→ Excerpted records
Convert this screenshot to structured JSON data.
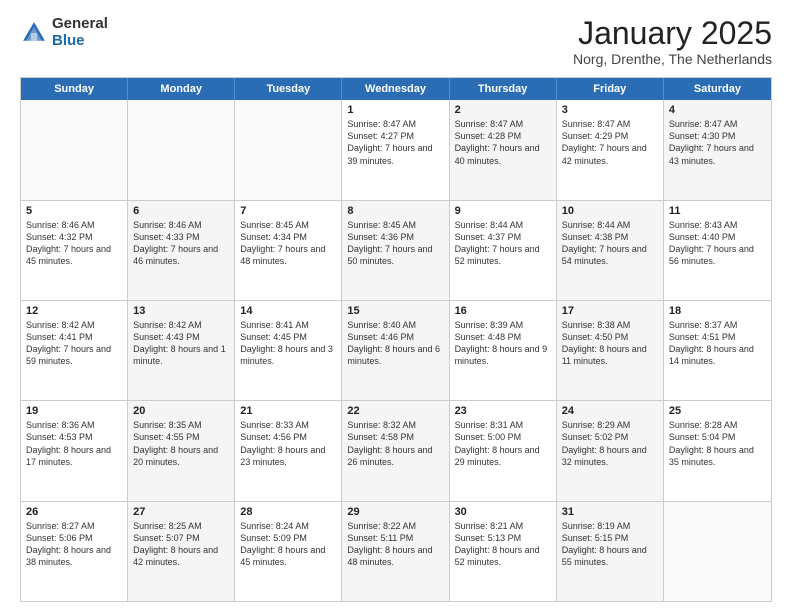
{
  "logo": {
    "general": "General",
    "blue": "Blue"
  },
  "title": "January 2025",
  "subtitle": "Norg, Drenthe, The Netherlands",
  "header_days": [
    "Sunday",
    "Monday",
    "Tuesday",
    "Wednesday",
    "Thursday",
    "Friday",
    "Saturday"
  ],
  "weeks": [
    [
      {
        "day": "",
        "sunrise": "",
        "sunset": "",
        "daylight": "",
        "shaded": false,
        "empty": true
      },
      {
        "day": "",
        "sunrise": "",
        "sunset": "",
        "daylight": "",
        "shaded": false,
        "empty": true
      },
      {
        "day": "",
        "sunrise": "",
        "sunset": "",
        "daylight": "",
        "shaded": false,
        "empty": true
      },
      {
        "day": "1",
        "sunrise": "Sunrise: 8:47 AM",
        "sunset": "Sunset: 4:27 PM",
        "daylight": "Daylight: 7 hours and 39 minutes.",
        "shaded": false,
        "empty": false
      },
      {
        "day": "2",
        "sunrise": "Sunrise: 8:47 AM",
        "sunset": "Sunset: 4:28 PM",
        "daylight": "Daylight: 7 hours and 40 minutes.",
        "shaded": true,
        "empty": false
      },
      {
        "day": "3",
        "sunrise": "Sunrise: 8:47 AM",
        "sunset": "Sunset: 4:29 PM",
        "daylight": "Daylight: 7 hours and 42 minutes.",
        "shaded": false,
        "empty": false
      },
      {
        "day": "4",
        "sunrise": "Sunrise: 8:47 AM",
        "sunset": "Sunset: 4:30 PM",
        "daylight": "Daylight: 7 hours and 43 minutes.",
        "shaded": true,
        "empty": false
      }
    ],
    [
      {
        "day": "5",
        "sunrise": "Sunrise: 8:46 AM",
        "sunset": "Sunset: 4:32 PM",
        "daylight": "Daylight: 7 hours and 45 minutes.",
        "shaded": false,
        "empty": false
      },
      {
        "day": "6",
        "sunrise": "Sunrise: 8:46 AM",
        "sunset": "Sunset: 4:33 PM",
        "daylight": "Daylight: 7 hours and 46 minutes.",
        "shaded": true,
        "empty": false
      },
      {
        "day": "7",
        "sunrise": "Sunrise: 8:45 AM",
        "sunset": "Sunset: 4:34 PM",
        "daylight": "Daylight: 7 hours and 48 minutes.",
        "shaded": false,
        "empty": false
      },
      {
        "day": "8",
        "sunrise": "Sunrise: 8:45 AM",
        "sunset": "Sunset: 4:36 PM",
        "daylight": "Daylight: 7 hours and 50 minutes.",
        "shaded": true,
        "empty": false
      },
      {
        "day": "9",
        "sunrise": "Sunrise: 8:44 AM",
        "sunset": "Sunset: 4:37 PM",
        "daylight": "Daylight: 7 hours and 52 minutes.",
        "shaded": false,
        "empty": false
      },
      {
        "day": "10",
        "sunrise": "Sunrise: 8:44 AM",
        "sunset": "Sunset: 4:38 PM",
        "daylight": "Daylight: 7 hours and 54 minutes.",
        "shaded": true,
        "empty": false
      },
      {
        "day": "11",
        "sunrise": "Sunrise: 8:43 AM",
        "sunset": "Sunset: 4:40 PM",
        "daylight": "Daylight: 7 hours and 56 minutes.",
        "shaded": false,
        "empty": false
      }
    ],
    [
      {
        "day": "12",
        "sunrise": "Sunrise: 8:42 AM",
        "sunset": "Sunset: 4:41 PM",
        "daylight": "Daylight: 7 hours and 59 minutes.",
        "shaded": false,
        "empty": false
      },
      {
        "day": "13",
        "sunrise": "Sunrise: 8:42 AM",
        "sunset": "Sunset: 4:43 PM",
        "daylight": "Daylight: 8 hours and 1 minute.",
        "shaded": true,
        "empty": false
      },
      {
        "day": "14",
        "sunrise": "Sunrise: 8:41 AM",
        "sunset": "Sunset: 4:45 PM",
        "daylight": "Daylight: 8 hours and 3 minutes.",
        "shaded": false,
        "empty": false
      },
      {
        "day": "15",
        "sunrise": "Sunrise: 8:40 AM",
        "sunset": "Sunset: 4:46 PM",
        "daylight": "Daylight: 8 hours and 6 minutes.",
        "shaded": true,
        "empty": false
      },
      {
        "day": "16",
        "sunrise": "Sunrise: 8:39 AM",
        "sunset": "Sunset: 4:48 PM",
        "daylight": "Daylight: 8 hours and 9 minutes.",
        "shaded": false,
        "empty": false
      },
      {
        "day": "17",
        "sunrise": "Sunrise: 8:38 AM",
        "sunset": "Sunset: 4:50 PM",
        "daylight": "Daylight: 8 hours and 11 minutes.",
        "shaded": true,
        "empty": false
      },
      {
        "day": "18",
        "sunrise": "Sunrise: 8:37 AM",
        "sunset": "Sunset: 4:51 PM",
        "daylight": "Daylight: 8 hours and 14 minutes.",
        "shaded": false,
        "empty": false
      }
    ],
    [
      {
        "day": "19",
        "sunrise": "Sunrise: 8:36 AM",
        "sunset": "Sunset: 4:53 PM",
        "daylight": "Daylight: 8 hours and 17 minutes.",
        "shaded": false,
        "empty": false
      },
      {
        "day": "20",
        "sunrise": "Sunrise: 8:35 AM",
        "sunset": "Sunset: 4:55 PM",
        "daylight": "Daylight: 8 hours and 20 minutes.",
        "shaded": true,
        "empty": false
      },
      {
        "day": "21",
        "sunrise": "Sunrise: 8:33 AM",
        "sunset": "Sunset: 4:56 PM",
        "daylight": "Daylight: 8 hours and 23 minutes.",
        "shaded": false,
        "empty": false
      },
      {
        "day": "22",
        "sunrise": "Sunrise: 8:32 AM",
        "sunset": "Sunset: 4:58 PM",
        "daylight": "Daylight: 8 hours and 26 minutes.",
        "shaded": true,
        "empty": false
      },
      {
        "day": "23",
        "sunrise": "Sunrise: 8:31 AM",
        "sunset": "Sunset: 5:00 PM",
        "daylight": "Daylight: 8 hours and 29 minutes.",
        "shaded": false,
        "empty": false
      },
      {
        "day": "24",
        "sunrise": "Sunrise: 8:29 AM",
        "sunset": "Sunset: 5:02 PM",
        "daylight": "Daylight: 8 hours and 32 minutes.",
        "shaded": true,
        "empty": false
      },
      {
        "day": "25",
        "sunrise": "Sunrise: 8:28 AM",
        "sunset": "Sunset: 5:04 PM",
        "daylight": "Daylight: 8 hours and 35 minutes.",
        "shaded": false,
        "empty": false
      }
    ],
    [
      {
        "day": "26",
        "sunrise": "Sunrise: 8:27 AM",
        "sunset": "Sunset: 5:06 PM",
        "daylight": "Daylight: 8 hours and 38 minutes.",
        "shaded": false,
        "empty": false
      },
      {
        "day": "27",
        "sunrise": "Sunrise: 8:25 AM",
        "sunset": "Sunset: 5:07 PM",
        "daylight": "Daylight: 8 hours and 42 minutes.",
        "shaded": true,
        "empty": false
      },
      {
        "day": "28",
        "sunrise": "Sunrise: 8:24 AM",
        "sunset": "Sunset: 5:09 PM",
        "daylight": "Daylight: 8 hours and 45 minutes.",
        "shaded": false,
        "empty": false
      },
      {
        "day": "29",
        "sunrise": "Sunrise: 8:22 AM",
        "sunset": "Sunset: 5:11 PM",
        "daylight": "Daylight: 8 hours and 48 minutes.",
        "shaded": true,
        "empty": false
      },
      {
        "day": "30",
        "sunrise": "Sunrise: 8:21 AM",
        "sunset": "Sunset: 5:13 PM",
        "daylight": "Daylight: 8 hours and 52 minutes.",
        "shaded": false,
        "empty": false
      },
      {
        "day": "31",
        "sunrise": "Sunrise: 8:19 AM",
        "sunset": "Sunset: 5:15 PM",
        "daylight": "Daylight: 8 hours and 55 minutes.",
        "shaded": true,
        "empty": false
      },
      {
        "day": "",
        "sunrise": "",
        "sunset": "",
        "daylight": "",
        "shaded": false,
        "empty": true
      }
    ]
  ]
}
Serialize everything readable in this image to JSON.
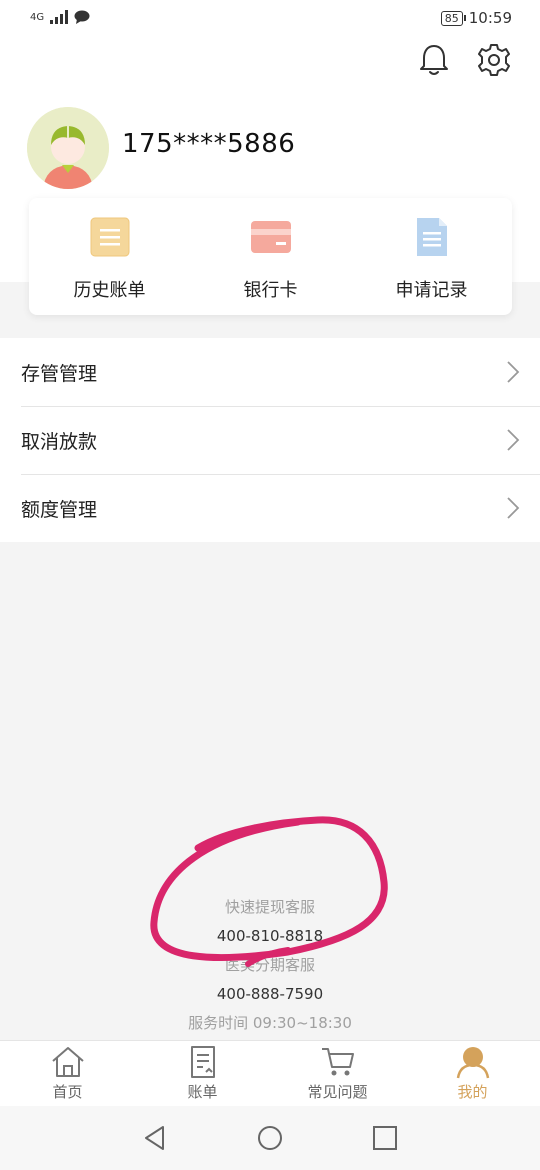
{
  "status_bar": {
    "network": "4G",
    "battery": "85",
    "time": "10:59"
  },
  "header": {
    "icons": {
      "bell": "bell-icon",
      "settings": "gear-icon"
    },
    "phone": "175****5886"
  },
  "quick_actions": [
    {
      "label": "历史账单",
      "icon": "bill-history-icon",
      "color": "#f1cf8c"
    },
    {
      "label": "银行卡",
      "icon": "bank-card-icon",
      "color": "#f29b8f"
    },
    {
      "label": "申请记录",
      "icon": "application-record-icon",
      "color": "#a9c9ec"
    }
  ],
  "menu": [
    {
      "label": "存管管理"
    },
    {
      "label": "取消放款"
    },
    {
      "label": "额度管理"
    }
  ],
  "contact": {
    "line1": "快速提现客服",
    "phone1": "400-810-8818",
    "line2": "医美分期客服",
    "phone2": "400-888-7590",
    "hours": "服务时间 09:30~18:30"
  },
  "tabs": [
    {
      "label": "首页",
      "icon": "home-icon",
      "active": false
    },
    {
      "label": "账单",
      "icon": "bill-icon",
      "active": false
    },
    {
      "label": "常见问题",
      "icon": "cart-icon",
      "active": false
    },
    {
      "label": "我的",
      "icon": "user-icon",
      "active": true
    }
  ],
  "colors": {
    "accent": "#d4a25b",
    "annotation": "#d9266b"
  }
}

→ Short exercise
Show each line holding the word "bill".

→ Reply
      "icon": "bill-history-icon",
      "icon": "bill-icon",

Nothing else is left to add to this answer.